EXERCISE OBJECTIVE:
Only a number is wanted here: the number of lines of the data that include "document".

THE RECORDS:
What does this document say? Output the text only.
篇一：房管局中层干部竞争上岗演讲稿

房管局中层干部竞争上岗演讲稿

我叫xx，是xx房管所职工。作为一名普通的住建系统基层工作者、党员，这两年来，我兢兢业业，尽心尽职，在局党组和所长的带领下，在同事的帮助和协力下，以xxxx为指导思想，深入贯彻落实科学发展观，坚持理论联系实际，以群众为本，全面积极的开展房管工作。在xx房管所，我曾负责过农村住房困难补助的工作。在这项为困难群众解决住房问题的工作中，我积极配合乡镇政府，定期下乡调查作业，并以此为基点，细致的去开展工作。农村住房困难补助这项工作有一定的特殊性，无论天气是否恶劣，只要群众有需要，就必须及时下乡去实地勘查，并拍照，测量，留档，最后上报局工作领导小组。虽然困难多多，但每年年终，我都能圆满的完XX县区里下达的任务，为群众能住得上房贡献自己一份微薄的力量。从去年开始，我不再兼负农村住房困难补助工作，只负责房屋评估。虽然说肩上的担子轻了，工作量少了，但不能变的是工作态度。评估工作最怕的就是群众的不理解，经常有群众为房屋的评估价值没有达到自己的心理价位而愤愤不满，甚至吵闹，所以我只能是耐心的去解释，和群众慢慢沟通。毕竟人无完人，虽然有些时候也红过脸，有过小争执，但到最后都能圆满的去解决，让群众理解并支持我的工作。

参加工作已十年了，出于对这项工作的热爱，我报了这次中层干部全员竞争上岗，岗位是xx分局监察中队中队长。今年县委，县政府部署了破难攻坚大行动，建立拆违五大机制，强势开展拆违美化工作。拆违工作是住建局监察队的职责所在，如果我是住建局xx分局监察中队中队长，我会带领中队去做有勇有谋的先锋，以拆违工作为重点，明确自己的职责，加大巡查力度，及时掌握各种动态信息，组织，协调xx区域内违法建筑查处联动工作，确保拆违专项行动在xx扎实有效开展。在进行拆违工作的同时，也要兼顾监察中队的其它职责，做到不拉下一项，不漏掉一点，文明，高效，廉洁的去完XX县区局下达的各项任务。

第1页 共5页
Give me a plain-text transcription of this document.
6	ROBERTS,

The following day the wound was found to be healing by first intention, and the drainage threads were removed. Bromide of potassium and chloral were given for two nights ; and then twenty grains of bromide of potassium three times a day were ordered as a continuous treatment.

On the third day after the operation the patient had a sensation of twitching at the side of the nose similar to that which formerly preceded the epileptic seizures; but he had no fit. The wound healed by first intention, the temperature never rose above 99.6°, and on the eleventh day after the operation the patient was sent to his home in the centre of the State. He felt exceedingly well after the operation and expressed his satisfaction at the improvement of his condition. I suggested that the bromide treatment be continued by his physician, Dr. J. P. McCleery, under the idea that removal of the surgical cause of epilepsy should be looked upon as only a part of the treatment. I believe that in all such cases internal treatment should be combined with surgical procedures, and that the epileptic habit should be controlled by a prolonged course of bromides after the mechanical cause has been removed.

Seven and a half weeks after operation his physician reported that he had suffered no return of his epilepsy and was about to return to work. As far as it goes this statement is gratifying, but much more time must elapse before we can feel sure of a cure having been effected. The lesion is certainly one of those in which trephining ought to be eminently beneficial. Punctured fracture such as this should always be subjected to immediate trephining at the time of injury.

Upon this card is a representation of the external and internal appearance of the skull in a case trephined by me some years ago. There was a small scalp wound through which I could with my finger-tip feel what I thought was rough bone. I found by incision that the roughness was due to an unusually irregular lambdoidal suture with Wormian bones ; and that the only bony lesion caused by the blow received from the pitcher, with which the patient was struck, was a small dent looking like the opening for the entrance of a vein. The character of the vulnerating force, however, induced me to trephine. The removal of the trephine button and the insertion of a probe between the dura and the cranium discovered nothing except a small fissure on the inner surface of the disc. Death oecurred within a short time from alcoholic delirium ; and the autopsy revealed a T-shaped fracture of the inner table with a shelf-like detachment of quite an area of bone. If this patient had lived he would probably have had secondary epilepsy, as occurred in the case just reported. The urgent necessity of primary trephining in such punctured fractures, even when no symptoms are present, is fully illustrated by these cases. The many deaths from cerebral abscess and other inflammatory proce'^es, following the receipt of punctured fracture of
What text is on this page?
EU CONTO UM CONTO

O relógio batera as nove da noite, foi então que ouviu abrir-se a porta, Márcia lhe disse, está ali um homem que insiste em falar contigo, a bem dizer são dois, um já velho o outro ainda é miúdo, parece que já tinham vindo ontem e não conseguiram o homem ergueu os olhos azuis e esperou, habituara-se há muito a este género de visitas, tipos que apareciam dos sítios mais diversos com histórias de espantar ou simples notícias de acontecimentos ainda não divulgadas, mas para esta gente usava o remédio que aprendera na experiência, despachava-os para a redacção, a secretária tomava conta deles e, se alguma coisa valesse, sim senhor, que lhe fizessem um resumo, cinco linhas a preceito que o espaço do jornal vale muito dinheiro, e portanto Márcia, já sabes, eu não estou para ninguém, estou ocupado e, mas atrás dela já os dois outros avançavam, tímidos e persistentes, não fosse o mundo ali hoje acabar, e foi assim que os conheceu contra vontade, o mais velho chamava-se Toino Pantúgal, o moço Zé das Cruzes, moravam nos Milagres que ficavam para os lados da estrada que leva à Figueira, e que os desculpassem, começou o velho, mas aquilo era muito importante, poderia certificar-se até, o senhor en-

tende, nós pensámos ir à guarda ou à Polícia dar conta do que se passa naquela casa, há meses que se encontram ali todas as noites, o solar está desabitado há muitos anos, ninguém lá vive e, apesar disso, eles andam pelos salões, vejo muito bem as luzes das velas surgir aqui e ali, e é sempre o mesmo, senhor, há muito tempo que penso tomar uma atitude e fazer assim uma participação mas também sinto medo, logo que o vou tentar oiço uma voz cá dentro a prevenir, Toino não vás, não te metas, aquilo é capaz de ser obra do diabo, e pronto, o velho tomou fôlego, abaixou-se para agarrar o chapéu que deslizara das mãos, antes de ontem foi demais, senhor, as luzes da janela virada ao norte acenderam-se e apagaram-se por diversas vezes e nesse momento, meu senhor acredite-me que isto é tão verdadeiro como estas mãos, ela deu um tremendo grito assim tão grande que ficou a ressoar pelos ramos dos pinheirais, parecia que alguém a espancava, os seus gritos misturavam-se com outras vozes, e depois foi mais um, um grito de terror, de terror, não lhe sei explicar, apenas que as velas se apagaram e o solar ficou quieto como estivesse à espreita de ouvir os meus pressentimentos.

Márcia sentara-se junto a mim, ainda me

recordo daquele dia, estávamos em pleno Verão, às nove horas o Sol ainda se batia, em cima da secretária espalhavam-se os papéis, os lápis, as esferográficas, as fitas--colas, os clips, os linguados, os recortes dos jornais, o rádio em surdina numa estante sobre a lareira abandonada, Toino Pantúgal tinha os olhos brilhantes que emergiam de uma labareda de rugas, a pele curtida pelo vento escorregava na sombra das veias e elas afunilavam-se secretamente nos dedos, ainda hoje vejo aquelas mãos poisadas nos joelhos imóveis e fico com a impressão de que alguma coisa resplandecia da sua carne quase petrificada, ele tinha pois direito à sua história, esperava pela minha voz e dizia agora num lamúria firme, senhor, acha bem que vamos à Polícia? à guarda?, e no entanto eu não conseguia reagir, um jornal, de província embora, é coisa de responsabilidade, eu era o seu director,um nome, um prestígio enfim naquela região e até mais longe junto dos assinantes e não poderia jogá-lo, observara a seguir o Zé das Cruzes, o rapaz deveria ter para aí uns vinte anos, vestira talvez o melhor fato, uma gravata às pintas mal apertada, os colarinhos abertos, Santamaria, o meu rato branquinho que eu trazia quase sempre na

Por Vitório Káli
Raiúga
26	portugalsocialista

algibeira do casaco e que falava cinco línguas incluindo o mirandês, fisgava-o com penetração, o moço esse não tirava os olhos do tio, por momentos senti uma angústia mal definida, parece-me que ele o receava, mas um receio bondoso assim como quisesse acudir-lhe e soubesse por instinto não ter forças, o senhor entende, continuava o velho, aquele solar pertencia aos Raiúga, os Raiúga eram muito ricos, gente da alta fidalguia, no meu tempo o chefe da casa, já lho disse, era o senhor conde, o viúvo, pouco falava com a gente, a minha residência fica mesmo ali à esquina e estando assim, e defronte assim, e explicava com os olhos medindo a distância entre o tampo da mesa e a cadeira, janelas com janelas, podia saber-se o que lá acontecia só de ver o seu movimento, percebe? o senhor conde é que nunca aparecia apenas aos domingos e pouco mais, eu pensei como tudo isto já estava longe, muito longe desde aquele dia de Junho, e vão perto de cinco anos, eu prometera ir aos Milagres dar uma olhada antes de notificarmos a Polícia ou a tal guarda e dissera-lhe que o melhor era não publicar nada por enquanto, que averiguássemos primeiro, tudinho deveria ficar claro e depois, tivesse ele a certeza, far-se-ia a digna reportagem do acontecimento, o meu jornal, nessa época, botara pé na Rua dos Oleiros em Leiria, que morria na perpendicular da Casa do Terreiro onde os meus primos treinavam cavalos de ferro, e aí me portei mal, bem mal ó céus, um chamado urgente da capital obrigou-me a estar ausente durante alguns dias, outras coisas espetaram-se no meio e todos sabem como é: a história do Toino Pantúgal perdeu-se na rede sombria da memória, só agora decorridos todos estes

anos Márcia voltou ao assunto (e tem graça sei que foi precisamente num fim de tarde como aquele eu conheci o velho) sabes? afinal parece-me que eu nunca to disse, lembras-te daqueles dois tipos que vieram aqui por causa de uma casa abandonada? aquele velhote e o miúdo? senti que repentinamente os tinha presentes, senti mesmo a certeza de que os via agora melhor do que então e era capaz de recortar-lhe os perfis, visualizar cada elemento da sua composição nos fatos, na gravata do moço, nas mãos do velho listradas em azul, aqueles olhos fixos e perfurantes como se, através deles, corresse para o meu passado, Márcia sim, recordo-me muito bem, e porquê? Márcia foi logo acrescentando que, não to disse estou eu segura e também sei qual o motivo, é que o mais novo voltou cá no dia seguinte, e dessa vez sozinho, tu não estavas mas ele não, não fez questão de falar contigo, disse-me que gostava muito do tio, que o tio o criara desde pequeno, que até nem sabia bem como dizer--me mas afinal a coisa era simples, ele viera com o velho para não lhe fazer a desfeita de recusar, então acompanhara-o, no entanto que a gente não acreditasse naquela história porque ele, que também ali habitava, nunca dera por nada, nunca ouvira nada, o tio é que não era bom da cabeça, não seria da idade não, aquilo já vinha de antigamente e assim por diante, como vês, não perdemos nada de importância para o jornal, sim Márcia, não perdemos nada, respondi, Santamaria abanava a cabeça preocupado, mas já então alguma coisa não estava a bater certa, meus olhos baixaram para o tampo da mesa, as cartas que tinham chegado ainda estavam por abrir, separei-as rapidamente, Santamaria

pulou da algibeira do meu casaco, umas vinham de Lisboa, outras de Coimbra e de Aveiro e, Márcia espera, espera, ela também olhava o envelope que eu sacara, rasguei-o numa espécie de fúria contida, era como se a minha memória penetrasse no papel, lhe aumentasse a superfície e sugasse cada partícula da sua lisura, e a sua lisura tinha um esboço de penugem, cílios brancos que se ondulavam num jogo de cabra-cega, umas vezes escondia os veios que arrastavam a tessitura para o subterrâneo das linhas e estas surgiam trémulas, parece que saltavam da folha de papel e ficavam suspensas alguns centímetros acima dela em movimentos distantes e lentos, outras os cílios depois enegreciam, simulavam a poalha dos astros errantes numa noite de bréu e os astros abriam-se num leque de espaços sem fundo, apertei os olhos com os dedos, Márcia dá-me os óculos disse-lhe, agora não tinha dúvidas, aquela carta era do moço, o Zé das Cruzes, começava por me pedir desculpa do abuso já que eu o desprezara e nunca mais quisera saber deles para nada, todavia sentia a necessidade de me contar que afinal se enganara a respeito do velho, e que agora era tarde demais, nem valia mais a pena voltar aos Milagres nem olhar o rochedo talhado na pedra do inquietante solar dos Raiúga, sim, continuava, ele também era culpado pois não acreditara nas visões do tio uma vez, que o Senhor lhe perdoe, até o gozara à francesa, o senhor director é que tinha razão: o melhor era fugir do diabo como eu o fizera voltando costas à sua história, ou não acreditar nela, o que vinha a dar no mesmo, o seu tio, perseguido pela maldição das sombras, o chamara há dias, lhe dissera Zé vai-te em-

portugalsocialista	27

THE RESULT:
2